Find the number of lines below in which the word "this" appears, and write that number only.

Stored data entries:
========
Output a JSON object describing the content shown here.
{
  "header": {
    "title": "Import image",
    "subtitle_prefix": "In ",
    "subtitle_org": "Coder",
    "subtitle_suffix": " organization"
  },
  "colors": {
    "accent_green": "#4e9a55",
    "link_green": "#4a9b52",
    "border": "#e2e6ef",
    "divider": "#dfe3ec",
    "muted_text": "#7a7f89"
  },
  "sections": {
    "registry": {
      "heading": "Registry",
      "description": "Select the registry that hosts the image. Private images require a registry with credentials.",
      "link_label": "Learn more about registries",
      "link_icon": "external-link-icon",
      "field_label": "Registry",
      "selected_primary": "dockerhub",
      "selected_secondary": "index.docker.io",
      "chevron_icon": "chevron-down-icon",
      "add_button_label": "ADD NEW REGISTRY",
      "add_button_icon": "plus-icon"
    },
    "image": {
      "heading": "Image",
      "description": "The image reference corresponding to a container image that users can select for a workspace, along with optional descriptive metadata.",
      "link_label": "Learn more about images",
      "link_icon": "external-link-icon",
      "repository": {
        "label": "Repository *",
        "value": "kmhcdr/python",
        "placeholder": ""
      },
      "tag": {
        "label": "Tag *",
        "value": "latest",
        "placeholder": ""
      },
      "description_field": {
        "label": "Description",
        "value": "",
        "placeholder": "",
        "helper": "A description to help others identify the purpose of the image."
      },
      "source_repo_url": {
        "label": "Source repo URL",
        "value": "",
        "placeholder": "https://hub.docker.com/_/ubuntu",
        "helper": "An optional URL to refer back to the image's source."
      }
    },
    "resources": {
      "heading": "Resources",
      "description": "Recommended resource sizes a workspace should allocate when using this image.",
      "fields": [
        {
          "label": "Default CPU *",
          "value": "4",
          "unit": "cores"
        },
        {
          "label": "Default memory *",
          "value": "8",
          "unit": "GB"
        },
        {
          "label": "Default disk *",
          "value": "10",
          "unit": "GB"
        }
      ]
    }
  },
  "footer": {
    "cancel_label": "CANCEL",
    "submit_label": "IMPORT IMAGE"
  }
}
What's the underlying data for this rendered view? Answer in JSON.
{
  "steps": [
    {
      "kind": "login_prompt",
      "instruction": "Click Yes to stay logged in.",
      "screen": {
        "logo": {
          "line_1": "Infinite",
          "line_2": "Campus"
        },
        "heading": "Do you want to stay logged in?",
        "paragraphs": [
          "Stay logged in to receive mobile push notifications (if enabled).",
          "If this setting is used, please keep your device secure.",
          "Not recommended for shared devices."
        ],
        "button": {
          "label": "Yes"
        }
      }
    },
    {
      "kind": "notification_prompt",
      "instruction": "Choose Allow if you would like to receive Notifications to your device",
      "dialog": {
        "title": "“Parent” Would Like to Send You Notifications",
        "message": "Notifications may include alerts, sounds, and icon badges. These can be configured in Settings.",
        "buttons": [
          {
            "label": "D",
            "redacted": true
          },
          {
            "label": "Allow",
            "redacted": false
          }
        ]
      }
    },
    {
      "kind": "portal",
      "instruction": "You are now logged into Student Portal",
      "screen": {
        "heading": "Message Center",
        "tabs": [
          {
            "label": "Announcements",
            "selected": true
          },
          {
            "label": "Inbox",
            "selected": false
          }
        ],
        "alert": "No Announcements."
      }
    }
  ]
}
========
Reply to the task →
3